PAGE:
Home  Maps  About

Home > SubChat

[ Post a New Response | Return to the Index ]

[1 2]

< Previous Page  

Page 2 of 2

 

(1145495)

view threaded

Re: PHOTOS: CALTRAN CALTRAIN IV

Posted by Olog-hai on Tue Mar 20 01:05:27 2012, in response to Re: PHOTOS: CALTRAN CALTRAIN IV, posted by Jersey Mike on Mon Mar 19 14:25:52 2012.

That would be a colossal waste of dough. Wires and ALP-46s for the push-pulls ought to be enough . . . (or even the darn ALP-44s that NJT suddenly doesn't like to operate)



(1145496)

view threaded

Re: PHOTOS: CALTRAN CALTRAIN IV

Posted by Olog-hai on Tue Mar 20 01:06:48 2012, in response to Re: PHOTOS: CALTRAN CALTRAIN IV, posted by AEM-7AC #901 on Mon Mar 19 18:31:02 2012.

You and your OPO. It's already proven that POP doesn't work; get off your cloud and face the real world . . .

(1145502)

view threaded

Re: PHOTOS: CALTRAN CALTRAIN IV

Posted by WillD on Tue Mar 20 02:47:35 2012, in response to Re: PHOTOS: CALTRAN CALTRAIN IV, posted by Olog-hai on Tue Mar 20 01:06:48 2012.

If POP doesn't work then where was the crippling loss of revenue would have expected to see when Caltrain transitioned to POP from conductor collected fares years ago?

(1145518)

view threaded

Re: PHOTOS: CALTRAN CALTRAIN IV

Posted by Jersey Mike on Tue Mar 20 08:37:40 2012, in response to Re: PHOTOS: CALTRAN CALTRAIN IV, posted by Olog-hai on Tue Mar 20 01:05:27 2012.

Where'd you get that concept art from?

(1145520)

view threaded

Re: PHOTOS: CALTRAN CALTRAIN IV

Posted by Jersey Mike on Tue Mar 20 08:56:36 2012, in response to Re: PHOTOS: CALTRAN CALTRAIN IV, posted by AEM-7AC #901 on Mon Mar 19 18:31:02 2012.

Rapid transitizing commuter rail lines ultimately is less flexible and more costly than keeping with traditional commuter rail principles. SEPTA Regional Rail is a good example where they can run Rapid Transit levels of service when it is demanded, but they can still get away with commuter rail level infrastructure.

RECORDS SUPPLIED:
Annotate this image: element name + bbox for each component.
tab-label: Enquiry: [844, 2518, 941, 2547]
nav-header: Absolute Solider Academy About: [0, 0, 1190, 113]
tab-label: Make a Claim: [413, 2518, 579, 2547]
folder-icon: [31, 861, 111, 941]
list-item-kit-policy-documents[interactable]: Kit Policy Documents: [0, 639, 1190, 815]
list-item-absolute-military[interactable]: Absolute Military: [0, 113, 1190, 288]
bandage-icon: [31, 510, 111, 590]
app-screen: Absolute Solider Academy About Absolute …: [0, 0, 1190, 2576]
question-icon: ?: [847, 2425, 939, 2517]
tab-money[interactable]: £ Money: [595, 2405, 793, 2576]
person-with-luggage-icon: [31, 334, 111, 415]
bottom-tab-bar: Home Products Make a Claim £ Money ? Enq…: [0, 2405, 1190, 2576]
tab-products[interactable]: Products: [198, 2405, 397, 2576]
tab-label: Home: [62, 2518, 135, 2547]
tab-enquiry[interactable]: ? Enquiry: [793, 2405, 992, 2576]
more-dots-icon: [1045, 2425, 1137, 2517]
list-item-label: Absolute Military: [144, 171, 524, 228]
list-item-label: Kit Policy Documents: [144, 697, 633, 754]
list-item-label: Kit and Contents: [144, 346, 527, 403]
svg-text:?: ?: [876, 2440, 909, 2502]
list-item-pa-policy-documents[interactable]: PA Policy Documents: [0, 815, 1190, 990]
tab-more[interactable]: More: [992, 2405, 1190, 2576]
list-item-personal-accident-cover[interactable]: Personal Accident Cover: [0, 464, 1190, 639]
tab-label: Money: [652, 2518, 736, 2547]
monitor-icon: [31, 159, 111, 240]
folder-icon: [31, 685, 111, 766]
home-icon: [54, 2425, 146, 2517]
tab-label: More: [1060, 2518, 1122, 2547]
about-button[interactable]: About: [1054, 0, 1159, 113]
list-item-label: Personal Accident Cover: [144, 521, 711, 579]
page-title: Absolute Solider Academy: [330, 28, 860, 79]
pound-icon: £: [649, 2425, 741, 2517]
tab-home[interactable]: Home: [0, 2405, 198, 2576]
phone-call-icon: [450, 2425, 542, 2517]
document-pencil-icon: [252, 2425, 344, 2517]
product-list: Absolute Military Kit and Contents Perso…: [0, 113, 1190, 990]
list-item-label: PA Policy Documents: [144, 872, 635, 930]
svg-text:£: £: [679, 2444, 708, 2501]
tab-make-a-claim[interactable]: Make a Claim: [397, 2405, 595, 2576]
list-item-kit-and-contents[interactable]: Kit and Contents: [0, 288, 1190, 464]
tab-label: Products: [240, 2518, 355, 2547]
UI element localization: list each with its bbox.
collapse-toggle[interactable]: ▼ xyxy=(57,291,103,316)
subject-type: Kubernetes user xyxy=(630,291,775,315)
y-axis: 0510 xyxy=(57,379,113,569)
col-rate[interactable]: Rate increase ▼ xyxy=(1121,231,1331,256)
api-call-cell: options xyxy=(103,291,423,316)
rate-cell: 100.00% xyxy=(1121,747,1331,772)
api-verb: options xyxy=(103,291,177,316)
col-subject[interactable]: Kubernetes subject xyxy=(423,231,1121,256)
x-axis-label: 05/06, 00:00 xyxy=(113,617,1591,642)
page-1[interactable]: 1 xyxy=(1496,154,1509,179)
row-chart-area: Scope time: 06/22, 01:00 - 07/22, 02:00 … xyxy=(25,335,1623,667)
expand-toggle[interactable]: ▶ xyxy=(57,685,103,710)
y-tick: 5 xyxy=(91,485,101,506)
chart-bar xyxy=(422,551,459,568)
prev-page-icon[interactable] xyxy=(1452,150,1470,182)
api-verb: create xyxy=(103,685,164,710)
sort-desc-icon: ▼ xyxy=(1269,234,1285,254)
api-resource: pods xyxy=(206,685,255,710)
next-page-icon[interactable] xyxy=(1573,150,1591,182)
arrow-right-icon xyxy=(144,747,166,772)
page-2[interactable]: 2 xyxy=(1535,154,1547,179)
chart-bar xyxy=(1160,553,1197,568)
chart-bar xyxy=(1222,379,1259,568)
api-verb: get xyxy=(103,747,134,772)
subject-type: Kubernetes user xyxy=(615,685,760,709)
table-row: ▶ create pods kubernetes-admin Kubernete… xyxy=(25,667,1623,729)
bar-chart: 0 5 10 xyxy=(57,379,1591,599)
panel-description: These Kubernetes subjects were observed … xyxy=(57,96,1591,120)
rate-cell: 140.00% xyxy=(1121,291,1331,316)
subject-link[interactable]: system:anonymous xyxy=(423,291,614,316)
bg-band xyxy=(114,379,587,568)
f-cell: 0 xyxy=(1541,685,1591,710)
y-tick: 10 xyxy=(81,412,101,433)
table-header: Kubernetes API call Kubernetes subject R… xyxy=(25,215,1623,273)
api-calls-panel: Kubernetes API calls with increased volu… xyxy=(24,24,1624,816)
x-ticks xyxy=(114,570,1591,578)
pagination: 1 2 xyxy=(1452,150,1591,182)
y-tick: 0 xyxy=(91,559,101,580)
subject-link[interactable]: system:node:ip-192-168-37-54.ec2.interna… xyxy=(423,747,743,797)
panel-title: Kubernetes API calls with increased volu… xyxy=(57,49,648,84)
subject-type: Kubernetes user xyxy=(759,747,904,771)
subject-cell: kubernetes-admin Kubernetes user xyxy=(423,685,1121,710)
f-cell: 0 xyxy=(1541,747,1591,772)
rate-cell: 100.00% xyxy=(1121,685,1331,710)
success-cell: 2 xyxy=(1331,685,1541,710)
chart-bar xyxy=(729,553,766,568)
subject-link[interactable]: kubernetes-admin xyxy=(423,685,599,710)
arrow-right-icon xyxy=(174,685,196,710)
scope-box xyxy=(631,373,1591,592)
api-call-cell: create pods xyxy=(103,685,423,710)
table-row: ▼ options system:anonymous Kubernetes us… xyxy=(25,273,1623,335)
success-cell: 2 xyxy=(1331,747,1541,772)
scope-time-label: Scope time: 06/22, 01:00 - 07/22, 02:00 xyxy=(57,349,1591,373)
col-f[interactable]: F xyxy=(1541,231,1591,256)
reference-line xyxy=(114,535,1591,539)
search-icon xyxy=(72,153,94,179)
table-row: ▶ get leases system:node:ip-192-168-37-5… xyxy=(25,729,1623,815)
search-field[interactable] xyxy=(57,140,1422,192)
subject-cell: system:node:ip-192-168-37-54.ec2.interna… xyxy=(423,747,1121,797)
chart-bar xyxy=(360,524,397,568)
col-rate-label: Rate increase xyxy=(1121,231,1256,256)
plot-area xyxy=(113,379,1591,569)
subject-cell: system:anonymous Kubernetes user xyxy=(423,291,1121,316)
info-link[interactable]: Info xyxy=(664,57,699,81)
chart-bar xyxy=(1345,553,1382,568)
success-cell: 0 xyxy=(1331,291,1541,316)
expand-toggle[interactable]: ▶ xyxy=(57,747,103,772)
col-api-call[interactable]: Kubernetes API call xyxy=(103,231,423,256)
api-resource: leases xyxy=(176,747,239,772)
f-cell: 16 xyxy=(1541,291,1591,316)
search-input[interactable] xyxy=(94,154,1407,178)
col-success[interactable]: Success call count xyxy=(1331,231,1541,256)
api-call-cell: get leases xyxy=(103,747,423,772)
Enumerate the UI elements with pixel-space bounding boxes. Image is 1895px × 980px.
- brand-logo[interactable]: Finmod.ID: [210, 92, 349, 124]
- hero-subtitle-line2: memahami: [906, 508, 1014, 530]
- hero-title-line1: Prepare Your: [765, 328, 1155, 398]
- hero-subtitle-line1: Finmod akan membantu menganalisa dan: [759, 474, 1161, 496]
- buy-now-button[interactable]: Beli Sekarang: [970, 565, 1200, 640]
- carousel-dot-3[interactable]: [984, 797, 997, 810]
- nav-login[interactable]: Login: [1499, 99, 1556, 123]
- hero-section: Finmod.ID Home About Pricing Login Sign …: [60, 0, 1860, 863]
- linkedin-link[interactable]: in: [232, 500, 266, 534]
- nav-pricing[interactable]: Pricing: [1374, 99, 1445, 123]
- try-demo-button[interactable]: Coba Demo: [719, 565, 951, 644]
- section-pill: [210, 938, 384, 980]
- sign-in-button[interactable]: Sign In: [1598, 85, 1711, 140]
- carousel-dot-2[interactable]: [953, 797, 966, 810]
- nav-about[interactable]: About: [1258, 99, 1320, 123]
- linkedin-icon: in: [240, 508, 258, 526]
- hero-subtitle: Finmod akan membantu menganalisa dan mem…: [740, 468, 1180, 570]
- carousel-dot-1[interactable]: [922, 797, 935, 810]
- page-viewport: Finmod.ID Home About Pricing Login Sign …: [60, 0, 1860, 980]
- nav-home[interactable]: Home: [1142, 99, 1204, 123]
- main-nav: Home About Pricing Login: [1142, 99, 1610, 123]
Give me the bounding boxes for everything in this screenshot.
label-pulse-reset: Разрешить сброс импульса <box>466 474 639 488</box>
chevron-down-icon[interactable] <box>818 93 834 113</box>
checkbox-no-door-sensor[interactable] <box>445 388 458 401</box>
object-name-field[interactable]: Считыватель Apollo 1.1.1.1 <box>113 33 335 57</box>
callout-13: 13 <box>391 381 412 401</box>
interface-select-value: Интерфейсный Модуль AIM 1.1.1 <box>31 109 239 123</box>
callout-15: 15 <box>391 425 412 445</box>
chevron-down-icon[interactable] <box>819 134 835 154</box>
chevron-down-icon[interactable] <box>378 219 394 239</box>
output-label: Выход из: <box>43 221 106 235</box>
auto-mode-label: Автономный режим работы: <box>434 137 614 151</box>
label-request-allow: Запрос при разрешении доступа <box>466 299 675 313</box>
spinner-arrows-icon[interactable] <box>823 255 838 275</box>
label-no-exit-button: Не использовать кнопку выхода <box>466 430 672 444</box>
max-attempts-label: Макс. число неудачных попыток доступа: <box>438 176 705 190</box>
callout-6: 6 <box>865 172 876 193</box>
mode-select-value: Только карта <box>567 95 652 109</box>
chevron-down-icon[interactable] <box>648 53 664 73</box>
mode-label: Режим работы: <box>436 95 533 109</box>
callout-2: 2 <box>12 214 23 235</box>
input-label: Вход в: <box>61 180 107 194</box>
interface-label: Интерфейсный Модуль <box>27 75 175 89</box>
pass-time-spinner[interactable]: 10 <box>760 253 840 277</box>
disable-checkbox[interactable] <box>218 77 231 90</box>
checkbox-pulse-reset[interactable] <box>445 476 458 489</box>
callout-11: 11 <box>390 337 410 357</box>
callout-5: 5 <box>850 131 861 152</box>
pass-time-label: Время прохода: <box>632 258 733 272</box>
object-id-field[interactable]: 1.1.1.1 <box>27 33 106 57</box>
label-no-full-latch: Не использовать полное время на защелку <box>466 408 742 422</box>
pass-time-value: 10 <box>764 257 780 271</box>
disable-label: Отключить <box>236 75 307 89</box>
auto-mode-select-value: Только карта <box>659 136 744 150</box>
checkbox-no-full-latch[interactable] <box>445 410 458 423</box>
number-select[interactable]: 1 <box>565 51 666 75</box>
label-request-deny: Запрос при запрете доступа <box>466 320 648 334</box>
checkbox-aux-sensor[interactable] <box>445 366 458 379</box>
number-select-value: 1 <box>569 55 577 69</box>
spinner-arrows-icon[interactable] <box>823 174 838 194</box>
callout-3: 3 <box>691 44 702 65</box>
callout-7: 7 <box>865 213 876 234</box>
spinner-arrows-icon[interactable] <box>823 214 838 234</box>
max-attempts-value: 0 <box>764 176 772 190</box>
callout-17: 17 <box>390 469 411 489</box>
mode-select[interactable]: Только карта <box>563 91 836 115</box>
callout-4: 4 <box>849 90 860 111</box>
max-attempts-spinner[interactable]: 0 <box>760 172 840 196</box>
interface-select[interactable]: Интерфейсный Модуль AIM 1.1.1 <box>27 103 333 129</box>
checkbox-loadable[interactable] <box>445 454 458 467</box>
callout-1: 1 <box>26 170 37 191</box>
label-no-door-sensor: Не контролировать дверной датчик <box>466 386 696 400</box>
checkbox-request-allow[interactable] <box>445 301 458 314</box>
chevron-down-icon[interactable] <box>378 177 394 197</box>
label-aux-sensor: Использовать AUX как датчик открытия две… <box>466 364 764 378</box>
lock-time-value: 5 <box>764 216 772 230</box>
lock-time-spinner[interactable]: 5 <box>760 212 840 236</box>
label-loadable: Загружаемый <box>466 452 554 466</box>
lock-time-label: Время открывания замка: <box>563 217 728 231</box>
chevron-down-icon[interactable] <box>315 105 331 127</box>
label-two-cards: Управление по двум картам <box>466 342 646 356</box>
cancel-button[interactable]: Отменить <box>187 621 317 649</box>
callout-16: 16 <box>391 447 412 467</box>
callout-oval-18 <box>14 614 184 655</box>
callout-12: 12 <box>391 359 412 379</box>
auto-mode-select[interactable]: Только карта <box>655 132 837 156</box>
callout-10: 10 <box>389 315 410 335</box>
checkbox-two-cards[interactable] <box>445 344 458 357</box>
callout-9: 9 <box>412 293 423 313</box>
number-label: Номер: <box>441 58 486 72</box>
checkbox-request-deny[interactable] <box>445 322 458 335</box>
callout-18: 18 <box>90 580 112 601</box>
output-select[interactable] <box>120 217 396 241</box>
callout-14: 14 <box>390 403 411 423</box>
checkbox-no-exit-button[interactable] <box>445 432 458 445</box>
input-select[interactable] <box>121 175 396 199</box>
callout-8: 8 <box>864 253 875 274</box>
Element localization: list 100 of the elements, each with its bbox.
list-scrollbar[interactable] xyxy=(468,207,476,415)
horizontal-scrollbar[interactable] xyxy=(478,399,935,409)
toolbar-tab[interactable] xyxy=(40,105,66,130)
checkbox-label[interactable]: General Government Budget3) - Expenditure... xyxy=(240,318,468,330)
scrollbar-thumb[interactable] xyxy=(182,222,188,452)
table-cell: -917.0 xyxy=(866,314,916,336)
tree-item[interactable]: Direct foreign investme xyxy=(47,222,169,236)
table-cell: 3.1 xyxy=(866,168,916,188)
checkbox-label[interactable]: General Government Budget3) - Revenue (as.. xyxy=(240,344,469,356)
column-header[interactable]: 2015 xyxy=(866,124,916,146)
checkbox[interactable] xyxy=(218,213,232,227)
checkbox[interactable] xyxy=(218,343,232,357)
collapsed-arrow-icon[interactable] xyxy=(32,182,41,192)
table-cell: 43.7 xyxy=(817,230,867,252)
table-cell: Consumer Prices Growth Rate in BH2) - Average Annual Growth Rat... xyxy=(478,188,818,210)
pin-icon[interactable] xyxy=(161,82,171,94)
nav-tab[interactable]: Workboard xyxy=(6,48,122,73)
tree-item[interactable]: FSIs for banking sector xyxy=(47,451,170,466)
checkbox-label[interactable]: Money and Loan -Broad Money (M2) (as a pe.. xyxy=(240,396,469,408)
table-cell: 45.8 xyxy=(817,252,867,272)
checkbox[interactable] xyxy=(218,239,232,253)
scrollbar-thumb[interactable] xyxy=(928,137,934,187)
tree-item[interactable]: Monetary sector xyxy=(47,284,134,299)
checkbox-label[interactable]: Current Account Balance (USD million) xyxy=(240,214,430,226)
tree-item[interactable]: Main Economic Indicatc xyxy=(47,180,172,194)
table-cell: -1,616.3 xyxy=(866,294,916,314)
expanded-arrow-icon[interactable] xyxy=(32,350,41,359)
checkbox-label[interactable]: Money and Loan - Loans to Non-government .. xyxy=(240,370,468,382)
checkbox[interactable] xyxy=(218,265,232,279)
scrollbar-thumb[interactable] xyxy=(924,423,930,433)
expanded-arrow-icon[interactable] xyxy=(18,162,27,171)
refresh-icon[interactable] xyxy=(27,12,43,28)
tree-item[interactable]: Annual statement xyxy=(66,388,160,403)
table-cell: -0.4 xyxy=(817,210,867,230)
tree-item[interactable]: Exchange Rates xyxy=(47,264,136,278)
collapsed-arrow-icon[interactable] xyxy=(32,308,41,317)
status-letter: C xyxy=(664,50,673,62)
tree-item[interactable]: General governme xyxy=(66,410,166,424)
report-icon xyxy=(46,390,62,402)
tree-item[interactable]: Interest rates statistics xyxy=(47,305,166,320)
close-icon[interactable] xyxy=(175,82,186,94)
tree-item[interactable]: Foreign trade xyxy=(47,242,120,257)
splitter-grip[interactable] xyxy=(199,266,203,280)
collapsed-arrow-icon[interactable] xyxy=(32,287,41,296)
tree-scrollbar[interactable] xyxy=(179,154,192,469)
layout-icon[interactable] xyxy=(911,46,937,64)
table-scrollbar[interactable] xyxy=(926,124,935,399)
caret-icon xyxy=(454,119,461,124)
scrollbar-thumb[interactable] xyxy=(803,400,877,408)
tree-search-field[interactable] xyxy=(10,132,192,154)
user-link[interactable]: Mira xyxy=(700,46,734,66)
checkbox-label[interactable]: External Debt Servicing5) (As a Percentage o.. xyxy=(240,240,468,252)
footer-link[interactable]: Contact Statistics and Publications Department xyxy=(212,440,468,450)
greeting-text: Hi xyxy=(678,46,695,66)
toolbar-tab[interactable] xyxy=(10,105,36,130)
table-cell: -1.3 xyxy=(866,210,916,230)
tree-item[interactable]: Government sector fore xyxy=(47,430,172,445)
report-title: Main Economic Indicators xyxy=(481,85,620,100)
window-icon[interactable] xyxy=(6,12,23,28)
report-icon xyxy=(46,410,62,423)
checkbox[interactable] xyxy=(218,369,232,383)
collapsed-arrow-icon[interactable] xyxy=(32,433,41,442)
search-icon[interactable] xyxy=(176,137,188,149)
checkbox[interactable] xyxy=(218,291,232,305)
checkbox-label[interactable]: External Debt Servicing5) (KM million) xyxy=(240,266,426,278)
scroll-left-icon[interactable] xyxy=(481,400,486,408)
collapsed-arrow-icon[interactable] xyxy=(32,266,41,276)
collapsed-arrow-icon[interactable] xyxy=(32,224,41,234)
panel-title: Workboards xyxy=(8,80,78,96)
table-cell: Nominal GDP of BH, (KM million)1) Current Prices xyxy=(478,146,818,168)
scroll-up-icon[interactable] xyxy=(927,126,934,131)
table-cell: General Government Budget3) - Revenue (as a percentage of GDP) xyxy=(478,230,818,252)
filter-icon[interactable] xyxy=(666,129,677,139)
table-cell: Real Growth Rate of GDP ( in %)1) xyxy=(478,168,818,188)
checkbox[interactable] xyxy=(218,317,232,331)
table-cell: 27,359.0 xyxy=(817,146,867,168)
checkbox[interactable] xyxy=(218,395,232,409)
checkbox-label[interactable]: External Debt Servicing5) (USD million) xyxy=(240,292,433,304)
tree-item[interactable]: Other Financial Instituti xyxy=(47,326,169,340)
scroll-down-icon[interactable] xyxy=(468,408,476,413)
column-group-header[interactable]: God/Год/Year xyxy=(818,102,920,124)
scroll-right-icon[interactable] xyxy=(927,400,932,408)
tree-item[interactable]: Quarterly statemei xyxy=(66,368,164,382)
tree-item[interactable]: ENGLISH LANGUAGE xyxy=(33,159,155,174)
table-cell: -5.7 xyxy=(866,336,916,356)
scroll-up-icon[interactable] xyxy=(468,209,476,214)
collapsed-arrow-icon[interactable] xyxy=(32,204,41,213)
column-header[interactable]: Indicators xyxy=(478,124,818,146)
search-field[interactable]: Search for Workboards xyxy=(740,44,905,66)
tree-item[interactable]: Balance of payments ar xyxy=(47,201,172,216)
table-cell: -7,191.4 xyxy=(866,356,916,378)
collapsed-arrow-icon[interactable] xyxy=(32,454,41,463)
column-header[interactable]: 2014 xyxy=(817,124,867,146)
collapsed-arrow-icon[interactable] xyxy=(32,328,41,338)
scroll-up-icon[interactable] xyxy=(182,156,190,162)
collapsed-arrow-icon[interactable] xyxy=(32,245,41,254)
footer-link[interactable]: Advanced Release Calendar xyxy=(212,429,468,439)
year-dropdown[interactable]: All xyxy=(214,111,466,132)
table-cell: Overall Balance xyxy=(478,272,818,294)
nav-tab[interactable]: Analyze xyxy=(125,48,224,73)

INSTRUCTIONS FOR THE TASK:
In the forum thread, which rail system does Jersey Mike give as an example of running rapid transit levels of service while keeping commuter rail infrastructure?

EXPECTED ANSWER:
SEPTA Regional Rail